>> Begin

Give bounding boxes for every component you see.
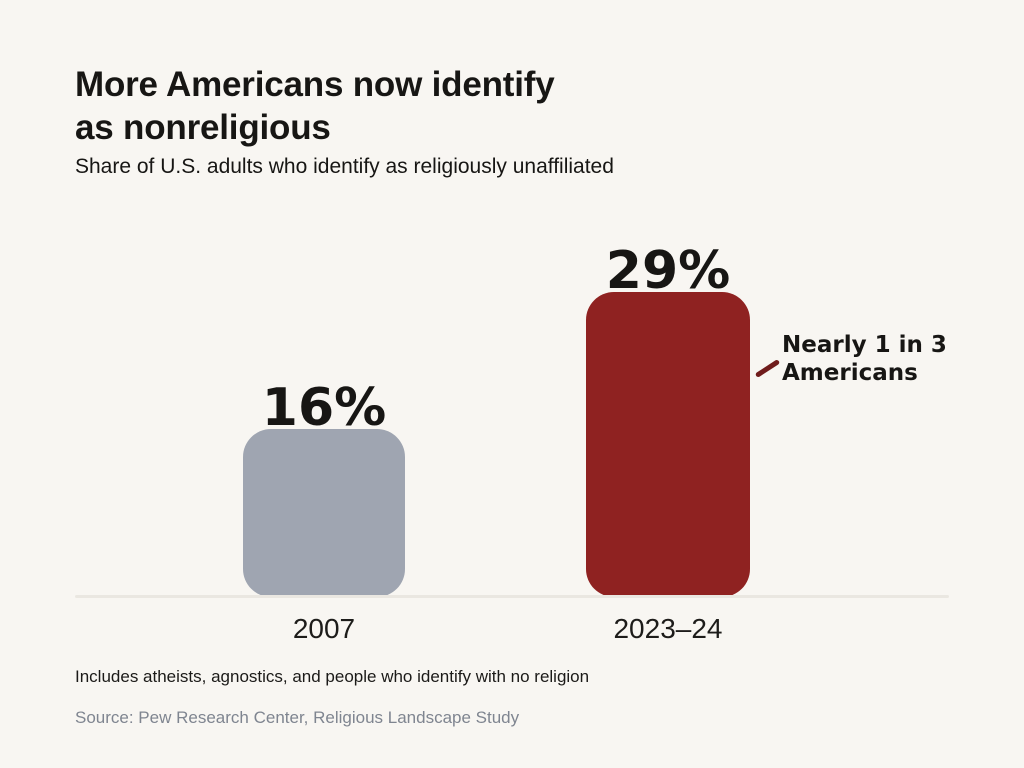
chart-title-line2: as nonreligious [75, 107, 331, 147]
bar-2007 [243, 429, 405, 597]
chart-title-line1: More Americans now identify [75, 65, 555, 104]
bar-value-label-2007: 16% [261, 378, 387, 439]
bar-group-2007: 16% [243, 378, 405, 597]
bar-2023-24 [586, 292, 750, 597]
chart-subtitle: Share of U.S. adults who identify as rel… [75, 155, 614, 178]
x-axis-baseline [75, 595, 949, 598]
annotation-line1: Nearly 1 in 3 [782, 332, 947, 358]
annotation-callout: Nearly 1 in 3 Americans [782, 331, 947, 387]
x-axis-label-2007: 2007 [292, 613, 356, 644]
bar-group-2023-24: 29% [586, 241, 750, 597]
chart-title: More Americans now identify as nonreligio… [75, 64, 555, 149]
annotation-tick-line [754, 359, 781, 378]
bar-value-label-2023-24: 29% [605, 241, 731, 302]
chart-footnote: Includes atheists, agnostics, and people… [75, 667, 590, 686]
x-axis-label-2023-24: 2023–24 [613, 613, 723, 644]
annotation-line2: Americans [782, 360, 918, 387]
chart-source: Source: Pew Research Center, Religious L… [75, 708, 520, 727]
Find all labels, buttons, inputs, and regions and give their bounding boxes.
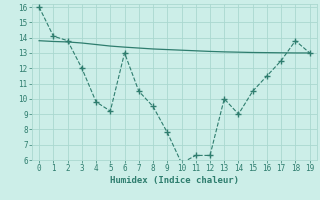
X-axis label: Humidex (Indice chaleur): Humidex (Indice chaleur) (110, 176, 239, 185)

>> End
>> Begin

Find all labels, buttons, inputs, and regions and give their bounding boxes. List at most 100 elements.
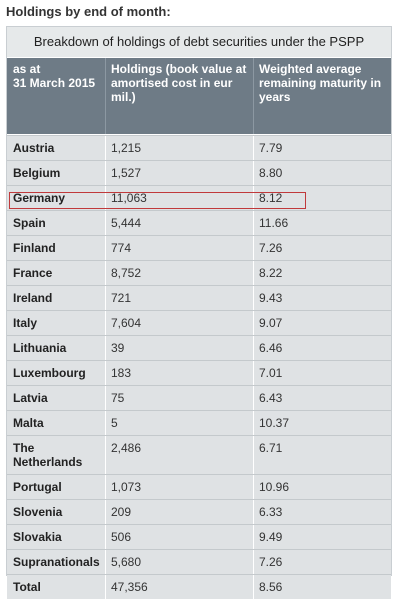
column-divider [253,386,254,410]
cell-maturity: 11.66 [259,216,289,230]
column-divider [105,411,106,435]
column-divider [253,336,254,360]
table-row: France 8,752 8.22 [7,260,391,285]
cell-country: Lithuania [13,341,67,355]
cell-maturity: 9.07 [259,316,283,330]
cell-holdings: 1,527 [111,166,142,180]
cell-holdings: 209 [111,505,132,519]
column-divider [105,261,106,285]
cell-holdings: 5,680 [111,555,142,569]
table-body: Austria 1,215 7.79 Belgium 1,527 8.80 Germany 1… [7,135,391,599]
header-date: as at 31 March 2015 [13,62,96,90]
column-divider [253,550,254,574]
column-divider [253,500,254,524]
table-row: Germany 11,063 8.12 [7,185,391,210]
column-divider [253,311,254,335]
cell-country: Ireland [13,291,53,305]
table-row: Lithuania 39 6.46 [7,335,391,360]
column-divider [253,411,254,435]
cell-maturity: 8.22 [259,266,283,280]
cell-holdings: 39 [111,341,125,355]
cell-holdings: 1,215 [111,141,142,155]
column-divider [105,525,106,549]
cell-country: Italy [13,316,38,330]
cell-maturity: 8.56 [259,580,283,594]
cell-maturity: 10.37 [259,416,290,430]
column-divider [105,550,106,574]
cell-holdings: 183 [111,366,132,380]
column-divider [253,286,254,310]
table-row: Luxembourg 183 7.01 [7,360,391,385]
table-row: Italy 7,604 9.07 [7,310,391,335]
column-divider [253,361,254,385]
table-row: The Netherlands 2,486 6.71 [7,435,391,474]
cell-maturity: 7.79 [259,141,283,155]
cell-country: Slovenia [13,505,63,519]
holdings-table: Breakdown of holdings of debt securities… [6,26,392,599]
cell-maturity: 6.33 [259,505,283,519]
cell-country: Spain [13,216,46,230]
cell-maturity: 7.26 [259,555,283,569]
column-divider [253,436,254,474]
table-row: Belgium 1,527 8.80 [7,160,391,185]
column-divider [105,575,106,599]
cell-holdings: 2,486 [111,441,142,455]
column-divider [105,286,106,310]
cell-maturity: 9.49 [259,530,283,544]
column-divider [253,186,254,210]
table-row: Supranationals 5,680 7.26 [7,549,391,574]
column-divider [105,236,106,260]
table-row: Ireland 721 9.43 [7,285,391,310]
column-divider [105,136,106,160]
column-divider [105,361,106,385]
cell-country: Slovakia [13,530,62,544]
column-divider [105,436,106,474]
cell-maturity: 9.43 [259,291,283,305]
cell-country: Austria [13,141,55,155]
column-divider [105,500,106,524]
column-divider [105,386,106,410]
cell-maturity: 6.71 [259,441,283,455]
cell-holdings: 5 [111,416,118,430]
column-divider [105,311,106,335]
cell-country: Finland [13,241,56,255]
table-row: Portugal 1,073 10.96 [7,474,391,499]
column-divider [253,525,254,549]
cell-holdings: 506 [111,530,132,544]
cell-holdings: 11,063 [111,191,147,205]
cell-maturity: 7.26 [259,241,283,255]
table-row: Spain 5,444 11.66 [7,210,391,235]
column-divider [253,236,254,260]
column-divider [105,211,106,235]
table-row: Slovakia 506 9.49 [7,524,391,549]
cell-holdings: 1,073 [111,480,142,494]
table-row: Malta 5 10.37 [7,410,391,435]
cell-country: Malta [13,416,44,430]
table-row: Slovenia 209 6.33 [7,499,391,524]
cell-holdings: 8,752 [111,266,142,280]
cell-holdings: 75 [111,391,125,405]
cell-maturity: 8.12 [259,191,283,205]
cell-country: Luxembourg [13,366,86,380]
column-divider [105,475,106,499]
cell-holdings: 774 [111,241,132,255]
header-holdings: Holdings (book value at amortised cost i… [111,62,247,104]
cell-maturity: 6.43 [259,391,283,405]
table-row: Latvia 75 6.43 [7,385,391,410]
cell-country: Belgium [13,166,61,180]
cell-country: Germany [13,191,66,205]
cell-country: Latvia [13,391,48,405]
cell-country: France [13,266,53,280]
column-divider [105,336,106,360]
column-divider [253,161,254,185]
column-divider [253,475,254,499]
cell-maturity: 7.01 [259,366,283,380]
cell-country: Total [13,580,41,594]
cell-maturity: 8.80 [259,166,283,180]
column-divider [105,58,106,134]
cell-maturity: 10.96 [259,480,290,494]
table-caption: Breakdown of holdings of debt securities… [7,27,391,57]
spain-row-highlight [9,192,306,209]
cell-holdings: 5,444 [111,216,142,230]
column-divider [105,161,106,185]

>> End
>> Begin

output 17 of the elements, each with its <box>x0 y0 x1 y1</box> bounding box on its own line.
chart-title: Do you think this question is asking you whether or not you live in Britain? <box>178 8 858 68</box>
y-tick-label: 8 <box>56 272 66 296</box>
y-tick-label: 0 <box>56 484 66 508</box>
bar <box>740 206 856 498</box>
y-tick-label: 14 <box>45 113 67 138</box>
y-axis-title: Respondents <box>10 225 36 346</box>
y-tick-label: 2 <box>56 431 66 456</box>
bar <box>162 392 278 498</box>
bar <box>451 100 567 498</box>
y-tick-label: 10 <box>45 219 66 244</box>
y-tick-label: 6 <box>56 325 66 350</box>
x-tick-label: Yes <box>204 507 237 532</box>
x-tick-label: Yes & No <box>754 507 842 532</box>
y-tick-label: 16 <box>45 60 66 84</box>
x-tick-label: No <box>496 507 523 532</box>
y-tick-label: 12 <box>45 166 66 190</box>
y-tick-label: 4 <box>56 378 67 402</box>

>> End

Task directions: Print the stretch of the listing from the line containing "chart-title-line2: as nonreligious" through the line containing "bar-group-2023-24: 29% [586, 241, 750, 597]", both included, copying each line without any change.

Output:
chart-title-line2: as nonreligious [75, 107, 331, 147]
bar-2007 [243, 429, 405, 597]
chart-title-line1: More Americans now identify [75, 65, 555, 104]
bar-value-label-2007: 16% [261, 378, 387, 439]
bar-group-2007: 16% [243, 378, 405, 597]
bar-2023-24 [586, 292, 750, 597]
chart-subtitle: Share of U.S. adults who identify as rel… [75, 155, 614, 178]
x-axis-baseline [75, 595, 949, 598]
annotation-line1: Nearly 1 in 3 [782, 332, 947, 358]
annotation-callout: Nearly 1 in 3 Americans [782, 331, 947, 387]
x-axis-label-2007: 2007 [292, 613, 356, 644]
bar-group-2023-24: 29% [586, 241, 750, 597]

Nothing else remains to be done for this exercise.